# TASK DESCRIPTION:
Report back each line of the records that contains the string "label".

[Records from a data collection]
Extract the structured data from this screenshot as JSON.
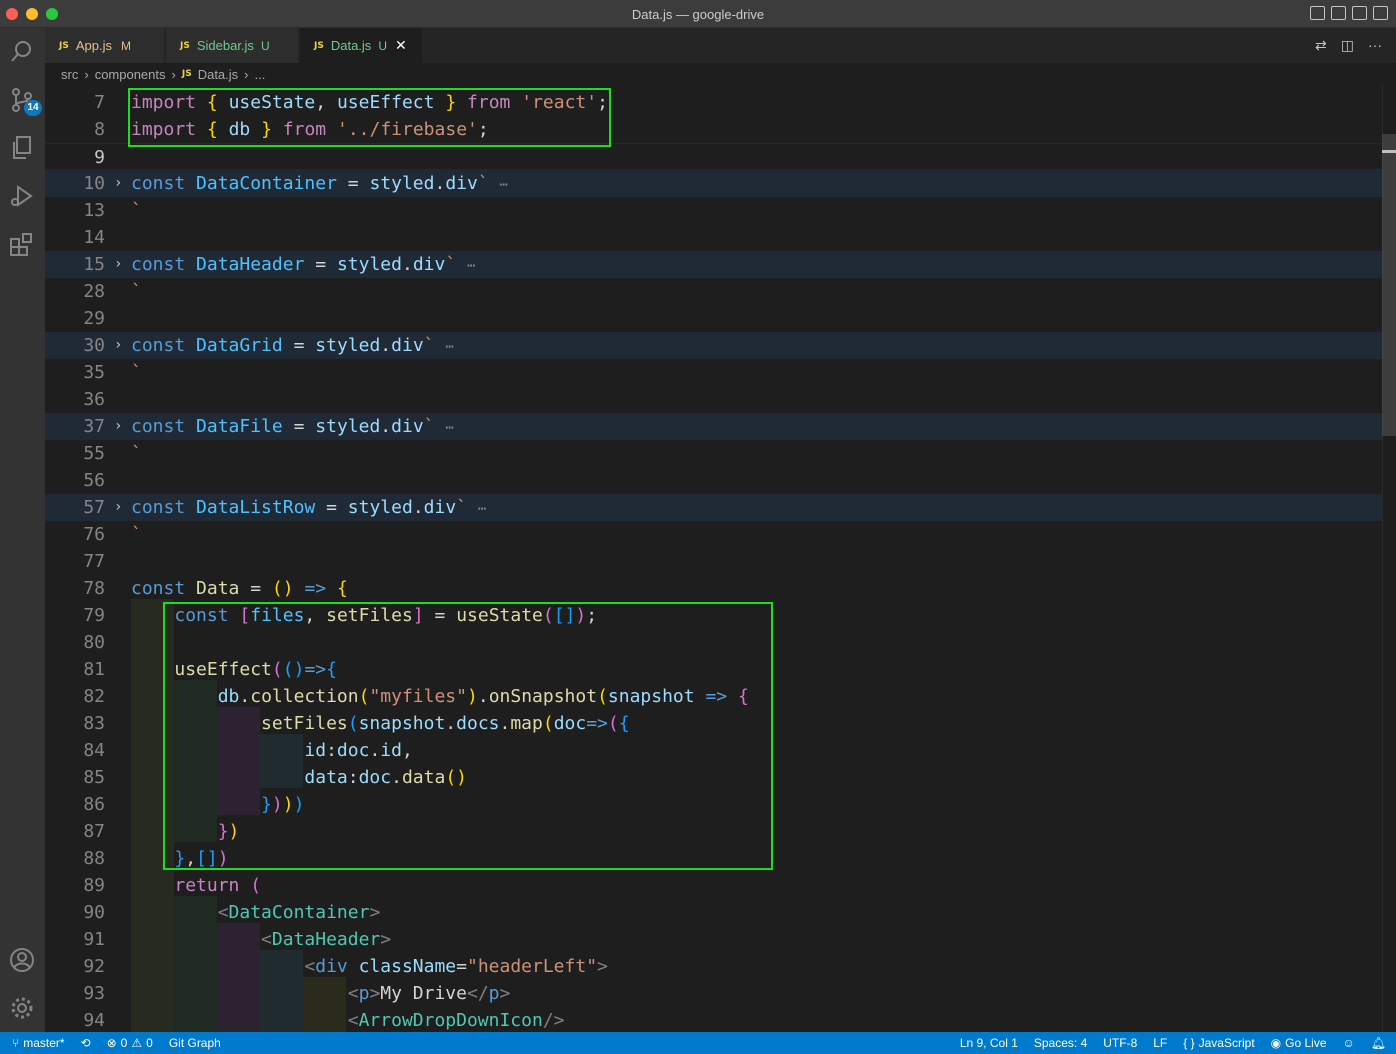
{
  "window": {
    "title": "Data.js — google-drive"
  },
  "activity": {
    "scm_badge": "14"
  },
  "tabs": [
    {
      "label": "App.js",
      "status": "M"
    },
    {
      "label": "Sidebar.js",
      "status": "U"
    },
    {
      "label": "Data.js",
      "status": "U",
      "close": "✕"
    }
  ],
  "breadcrumb": {
    "part1": "src",
    "part2": "components",
    "part3": "Data.js",
    "part4": "..."
  },
  "status": {
    "branch": "master*",
    "errors": "0",
    "warnings": "0",
    "git_graph": "Git Graph",
    "position": "Ln 9, Col 1",
    "spaces": "Spaces: 4",
    "encoding": "UTF-8",
    "eol": "LF",
    "language": "JavaScript",
    "golive": "Go Live"
  },
  "code": {
    "ln": [
      "7",
      "8",
      "9",
      "10",
      "13",
      "14",
      "15",
      "28",
      "29",
      "30",
      "35",
      "36",
      "37",
      "55",
      "56",
      "57",
      "76",
      "77",
      "78",
      "79",
      "80",
      "81",
      "82",
      "83",
      "84",
      "85",
      "86",
      "87",
      "88",
      "89",
      "90",
      "91",
      "92",
      "93",
      "94"
    ]
  }
}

# RIGHT ANSWER:
      "label": "App.js",
      "label": "Sidebar.js",
      "label": "Data.js",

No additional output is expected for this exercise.